## WORK INSTRUCTIONS
Copy every line from the records below that carries the word "sind".

DATASET ENTRIES: Begin

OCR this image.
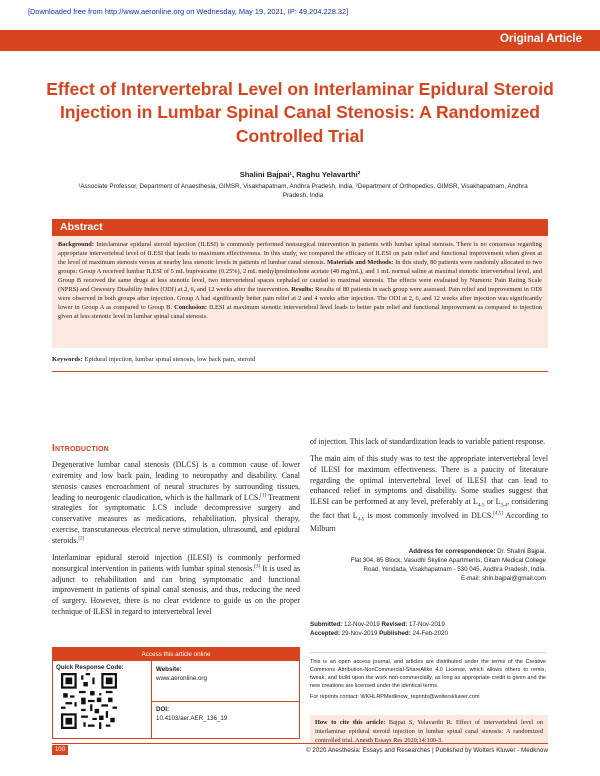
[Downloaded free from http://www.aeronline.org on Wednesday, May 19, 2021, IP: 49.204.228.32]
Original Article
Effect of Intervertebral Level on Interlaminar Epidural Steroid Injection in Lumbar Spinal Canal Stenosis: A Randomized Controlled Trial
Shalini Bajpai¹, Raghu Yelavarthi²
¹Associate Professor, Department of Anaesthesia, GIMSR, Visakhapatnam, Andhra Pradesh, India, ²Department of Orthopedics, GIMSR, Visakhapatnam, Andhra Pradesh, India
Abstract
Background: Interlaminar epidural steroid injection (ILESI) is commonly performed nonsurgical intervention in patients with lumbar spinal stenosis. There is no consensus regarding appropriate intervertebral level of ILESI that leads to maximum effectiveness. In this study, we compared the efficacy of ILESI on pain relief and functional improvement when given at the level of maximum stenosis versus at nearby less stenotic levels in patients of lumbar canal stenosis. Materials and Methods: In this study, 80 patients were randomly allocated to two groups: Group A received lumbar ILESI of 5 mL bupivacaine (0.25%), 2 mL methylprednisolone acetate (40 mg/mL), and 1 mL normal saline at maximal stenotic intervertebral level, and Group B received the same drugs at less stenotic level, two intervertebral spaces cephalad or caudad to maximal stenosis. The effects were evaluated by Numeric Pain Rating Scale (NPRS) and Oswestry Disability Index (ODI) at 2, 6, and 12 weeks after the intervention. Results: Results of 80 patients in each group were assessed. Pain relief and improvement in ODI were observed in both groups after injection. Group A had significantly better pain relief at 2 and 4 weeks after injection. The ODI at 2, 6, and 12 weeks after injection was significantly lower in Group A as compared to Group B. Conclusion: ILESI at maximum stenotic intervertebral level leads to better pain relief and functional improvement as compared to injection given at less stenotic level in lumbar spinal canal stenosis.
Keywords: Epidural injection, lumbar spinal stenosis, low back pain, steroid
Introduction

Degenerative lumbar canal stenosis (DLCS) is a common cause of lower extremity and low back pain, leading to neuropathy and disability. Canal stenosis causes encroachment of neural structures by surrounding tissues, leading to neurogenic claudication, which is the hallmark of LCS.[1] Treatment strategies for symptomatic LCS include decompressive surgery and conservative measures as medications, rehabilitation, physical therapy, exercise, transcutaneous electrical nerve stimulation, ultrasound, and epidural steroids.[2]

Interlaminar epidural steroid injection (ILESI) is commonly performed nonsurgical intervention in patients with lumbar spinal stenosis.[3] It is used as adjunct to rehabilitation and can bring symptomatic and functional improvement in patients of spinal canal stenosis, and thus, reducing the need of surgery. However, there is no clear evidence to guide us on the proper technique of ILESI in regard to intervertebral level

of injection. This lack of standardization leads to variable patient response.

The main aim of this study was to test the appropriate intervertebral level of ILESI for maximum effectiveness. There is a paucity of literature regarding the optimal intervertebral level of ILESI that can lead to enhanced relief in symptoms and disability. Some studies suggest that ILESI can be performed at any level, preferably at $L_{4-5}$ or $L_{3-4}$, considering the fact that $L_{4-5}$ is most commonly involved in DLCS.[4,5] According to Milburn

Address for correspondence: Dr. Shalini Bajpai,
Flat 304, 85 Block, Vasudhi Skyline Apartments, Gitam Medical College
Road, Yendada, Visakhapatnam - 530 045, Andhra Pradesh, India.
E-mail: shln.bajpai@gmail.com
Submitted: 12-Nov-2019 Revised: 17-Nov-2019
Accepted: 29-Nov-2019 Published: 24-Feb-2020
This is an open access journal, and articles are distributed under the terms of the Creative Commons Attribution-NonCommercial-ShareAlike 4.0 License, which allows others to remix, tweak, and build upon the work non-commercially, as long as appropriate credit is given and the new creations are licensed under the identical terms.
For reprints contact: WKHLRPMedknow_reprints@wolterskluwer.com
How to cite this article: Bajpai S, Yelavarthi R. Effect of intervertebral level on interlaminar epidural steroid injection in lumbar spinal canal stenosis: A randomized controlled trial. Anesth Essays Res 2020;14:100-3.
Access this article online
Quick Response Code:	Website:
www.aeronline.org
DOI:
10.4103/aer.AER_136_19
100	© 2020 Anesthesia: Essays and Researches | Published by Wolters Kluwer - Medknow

DATASET ENTRIES: End
DATASET ENTRIES: Begin

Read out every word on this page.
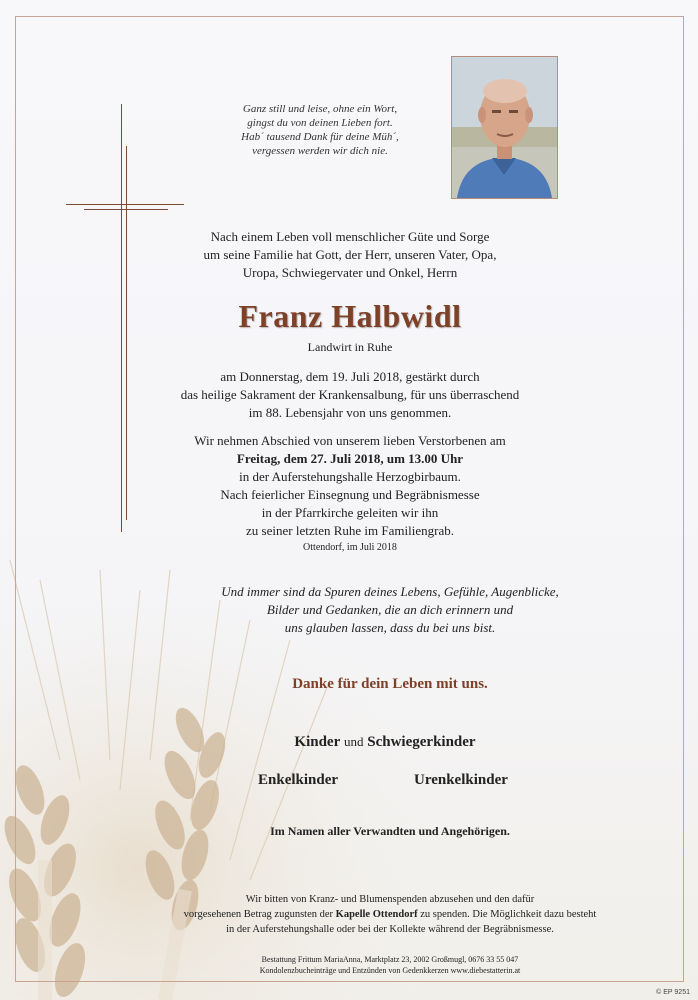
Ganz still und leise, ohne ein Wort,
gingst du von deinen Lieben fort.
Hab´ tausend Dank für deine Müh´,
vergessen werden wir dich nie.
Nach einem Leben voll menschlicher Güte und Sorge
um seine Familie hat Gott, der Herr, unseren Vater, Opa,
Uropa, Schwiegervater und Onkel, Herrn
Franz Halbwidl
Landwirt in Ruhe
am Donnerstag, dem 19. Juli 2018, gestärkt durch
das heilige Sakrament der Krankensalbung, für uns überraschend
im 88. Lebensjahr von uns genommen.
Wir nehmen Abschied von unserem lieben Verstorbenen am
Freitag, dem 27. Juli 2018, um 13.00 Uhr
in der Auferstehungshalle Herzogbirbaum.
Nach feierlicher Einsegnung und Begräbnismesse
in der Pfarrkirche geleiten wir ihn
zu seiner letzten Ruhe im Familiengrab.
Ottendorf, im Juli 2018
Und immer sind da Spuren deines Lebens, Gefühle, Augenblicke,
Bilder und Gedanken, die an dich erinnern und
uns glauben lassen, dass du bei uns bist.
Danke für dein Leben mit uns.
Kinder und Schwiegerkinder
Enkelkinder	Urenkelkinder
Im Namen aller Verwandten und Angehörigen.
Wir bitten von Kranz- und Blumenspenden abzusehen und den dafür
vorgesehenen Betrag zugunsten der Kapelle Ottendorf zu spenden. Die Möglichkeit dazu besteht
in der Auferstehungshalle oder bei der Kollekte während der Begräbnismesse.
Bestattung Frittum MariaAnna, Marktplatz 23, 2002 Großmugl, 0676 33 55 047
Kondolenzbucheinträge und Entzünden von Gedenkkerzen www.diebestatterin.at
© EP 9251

DATASET ENTRIES: End
DATASET ENTRIES: Begin

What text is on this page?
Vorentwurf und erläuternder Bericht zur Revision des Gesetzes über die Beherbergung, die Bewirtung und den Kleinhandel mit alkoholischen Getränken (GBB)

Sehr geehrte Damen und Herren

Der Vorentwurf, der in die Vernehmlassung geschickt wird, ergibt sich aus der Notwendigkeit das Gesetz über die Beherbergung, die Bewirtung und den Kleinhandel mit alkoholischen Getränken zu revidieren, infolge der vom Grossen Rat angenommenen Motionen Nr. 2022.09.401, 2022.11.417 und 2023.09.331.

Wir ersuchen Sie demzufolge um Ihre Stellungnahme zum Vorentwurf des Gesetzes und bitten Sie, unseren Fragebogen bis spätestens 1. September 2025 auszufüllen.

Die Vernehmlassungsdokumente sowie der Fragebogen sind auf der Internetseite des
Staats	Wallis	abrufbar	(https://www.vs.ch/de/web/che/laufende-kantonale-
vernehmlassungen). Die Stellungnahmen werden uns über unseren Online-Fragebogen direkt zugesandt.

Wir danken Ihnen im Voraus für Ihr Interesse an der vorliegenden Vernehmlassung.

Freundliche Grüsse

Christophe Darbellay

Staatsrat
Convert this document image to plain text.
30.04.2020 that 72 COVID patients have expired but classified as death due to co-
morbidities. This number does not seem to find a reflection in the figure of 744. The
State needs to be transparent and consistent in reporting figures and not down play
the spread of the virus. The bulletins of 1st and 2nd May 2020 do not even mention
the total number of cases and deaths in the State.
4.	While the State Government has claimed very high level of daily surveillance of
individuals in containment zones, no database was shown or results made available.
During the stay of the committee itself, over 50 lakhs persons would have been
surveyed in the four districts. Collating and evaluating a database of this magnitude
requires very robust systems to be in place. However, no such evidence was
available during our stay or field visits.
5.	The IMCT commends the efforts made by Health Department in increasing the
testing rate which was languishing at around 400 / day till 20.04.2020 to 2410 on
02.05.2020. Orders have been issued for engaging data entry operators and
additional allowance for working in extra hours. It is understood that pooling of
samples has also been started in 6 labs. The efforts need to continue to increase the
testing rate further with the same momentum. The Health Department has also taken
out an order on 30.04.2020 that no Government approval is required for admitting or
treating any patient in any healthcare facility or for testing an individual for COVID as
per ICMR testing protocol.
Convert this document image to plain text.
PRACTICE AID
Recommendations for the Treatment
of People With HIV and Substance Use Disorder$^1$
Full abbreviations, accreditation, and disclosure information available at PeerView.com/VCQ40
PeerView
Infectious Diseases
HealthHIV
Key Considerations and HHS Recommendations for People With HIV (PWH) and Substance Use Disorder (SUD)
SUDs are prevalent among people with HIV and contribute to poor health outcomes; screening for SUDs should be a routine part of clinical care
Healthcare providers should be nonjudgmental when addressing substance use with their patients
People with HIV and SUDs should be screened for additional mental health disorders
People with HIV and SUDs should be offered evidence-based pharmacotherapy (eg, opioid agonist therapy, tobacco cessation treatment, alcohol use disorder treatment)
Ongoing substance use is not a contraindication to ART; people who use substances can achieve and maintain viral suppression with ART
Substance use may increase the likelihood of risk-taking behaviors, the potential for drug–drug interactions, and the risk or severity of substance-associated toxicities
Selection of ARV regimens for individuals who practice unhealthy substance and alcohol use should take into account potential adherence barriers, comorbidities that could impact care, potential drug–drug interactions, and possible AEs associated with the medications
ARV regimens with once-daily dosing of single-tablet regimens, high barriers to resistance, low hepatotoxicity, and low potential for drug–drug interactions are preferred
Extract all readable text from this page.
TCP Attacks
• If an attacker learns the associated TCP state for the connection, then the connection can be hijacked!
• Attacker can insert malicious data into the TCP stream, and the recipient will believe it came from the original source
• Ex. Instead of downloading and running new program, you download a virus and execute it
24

DATASET ENTRIES: End

## OUTPUT BELOW
Und immer sind da Spuren deines Lebens, Gefühle, Augenblicke,
Die Vernehmlassungsdokumente sowie der Fragebogen sind auf der Internetseite des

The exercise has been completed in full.